▶ Required work: Copy each line of the entries beneath that contains the word "Aremark".
[Begin]
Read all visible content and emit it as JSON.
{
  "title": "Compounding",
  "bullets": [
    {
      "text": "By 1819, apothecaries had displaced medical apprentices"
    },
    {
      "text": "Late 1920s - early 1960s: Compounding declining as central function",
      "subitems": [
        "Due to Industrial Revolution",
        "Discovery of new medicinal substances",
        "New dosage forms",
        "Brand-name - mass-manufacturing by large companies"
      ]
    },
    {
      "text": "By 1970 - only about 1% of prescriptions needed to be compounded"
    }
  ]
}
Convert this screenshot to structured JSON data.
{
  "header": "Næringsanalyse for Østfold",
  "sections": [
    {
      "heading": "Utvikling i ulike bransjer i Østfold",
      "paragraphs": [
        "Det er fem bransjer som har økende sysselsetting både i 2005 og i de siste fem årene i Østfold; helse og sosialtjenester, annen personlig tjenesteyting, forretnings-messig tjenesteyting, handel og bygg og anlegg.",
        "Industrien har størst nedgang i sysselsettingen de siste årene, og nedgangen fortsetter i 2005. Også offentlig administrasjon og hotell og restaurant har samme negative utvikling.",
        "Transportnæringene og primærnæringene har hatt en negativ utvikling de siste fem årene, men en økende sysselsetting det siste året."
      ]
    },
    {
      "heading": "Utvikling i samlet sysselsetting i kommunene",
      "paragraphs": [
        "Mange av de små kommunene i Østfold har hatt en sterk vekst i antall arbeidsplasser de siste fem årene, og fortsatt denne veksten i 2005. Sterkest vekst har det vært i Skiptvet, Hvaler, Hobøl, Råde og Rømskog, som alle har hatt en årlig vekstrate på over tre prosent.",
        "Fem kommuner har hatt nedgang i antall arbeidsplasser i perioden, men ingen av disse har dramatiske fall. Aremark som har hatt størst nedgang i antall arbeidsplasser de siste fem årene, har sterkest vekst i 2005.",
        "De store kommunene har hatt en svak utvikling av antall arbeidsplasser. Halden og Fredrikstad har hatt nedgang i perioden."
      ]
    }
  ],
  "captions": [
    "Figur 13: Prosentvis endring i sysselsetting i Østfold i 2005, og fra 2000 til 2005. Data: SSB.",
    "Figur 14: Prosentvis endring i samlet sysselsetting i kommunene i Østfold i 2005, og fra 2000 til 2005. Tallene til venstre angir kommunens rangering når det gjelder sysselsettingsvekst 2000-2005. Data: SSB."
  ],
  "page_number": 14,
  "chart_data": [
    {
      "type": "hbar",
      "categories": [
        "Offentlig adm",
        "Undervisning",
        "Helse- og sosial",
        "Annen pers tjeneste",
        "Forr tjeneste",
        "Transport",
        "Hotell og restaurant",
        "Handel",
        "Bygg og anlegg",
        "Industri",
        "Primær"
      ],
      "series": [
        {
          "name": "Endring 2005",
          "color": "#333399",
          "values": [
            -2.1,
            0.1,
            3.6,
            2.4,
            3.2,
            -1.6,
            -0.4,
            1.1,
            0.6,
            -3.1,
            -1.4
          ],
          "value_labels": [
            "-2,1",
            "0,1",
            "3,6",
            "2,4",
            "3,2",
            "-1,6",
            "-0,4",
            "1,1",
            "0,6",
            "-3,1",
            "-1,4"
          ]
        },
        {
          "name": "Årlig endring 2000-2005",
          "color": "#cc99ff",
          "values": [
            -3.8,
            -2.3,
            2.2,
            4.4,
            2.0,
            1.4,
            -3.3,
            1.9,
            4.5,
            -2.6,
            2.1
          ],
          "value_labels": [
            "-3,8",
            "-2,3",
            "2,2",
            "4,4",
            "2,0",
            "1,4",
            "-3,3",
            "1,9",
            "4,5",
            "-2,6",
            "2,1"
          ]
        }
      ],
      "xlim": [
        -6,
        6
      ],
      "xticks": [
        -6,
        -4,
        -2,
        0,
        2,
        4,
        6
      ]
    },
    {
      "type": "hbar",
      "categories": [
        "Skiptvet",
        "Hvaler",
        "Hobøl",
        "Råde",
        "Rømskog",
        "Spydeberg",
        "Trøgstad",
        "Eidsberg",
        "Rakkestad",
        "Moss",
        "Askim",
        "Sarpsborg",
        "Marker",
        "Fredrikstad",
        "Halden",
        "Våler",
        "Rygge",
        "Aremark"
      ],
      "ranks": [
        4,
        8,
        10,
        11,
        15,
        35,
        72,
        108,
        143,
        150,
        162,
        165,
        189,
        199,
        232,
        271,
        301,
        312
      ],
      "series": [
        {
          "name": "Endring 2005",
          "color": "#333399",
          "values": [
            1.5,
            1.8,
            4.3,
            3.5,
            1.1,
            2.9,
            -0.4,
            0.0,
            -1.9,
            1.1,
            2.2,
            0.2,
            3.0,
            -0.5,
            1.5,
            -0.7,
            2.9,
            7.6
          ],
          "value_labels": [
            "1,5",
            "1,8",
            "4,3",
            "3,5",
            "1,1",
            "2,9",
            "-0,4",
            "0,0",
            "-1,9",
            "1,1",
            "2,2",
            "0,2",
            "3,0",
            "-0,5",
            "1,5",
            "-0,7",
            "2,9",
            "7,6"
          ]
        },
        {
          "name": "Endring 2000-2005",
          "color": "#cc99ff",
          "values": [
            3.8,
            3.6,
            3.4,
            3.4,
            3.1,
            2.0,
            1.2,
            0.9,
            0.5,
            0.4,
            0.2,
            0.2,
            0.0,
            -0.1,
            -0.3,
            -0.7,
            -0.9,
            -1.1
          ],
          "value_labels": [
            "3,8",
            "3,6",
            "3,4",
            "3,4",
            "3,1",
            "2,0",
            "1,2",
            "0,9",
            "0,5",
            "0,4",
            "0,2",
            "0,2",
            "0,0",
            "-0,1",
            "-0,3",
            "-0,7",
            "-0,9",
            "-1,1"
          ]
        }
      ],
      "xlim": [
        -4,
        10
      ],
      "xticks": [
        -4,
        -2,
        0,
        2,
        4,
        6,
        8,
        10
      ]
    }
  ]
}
[End]
▶ Solution to this exercise:
        "Fem kommuner har hatt nedgang i antall arbeidsplasser i perioden, men ingen av disse har dramatiske fall. Aremark som har hatt størst nedgang i antall arbeidsplasser de siste fem årene, har sterkest vekst i 2005.",
        "Aremark"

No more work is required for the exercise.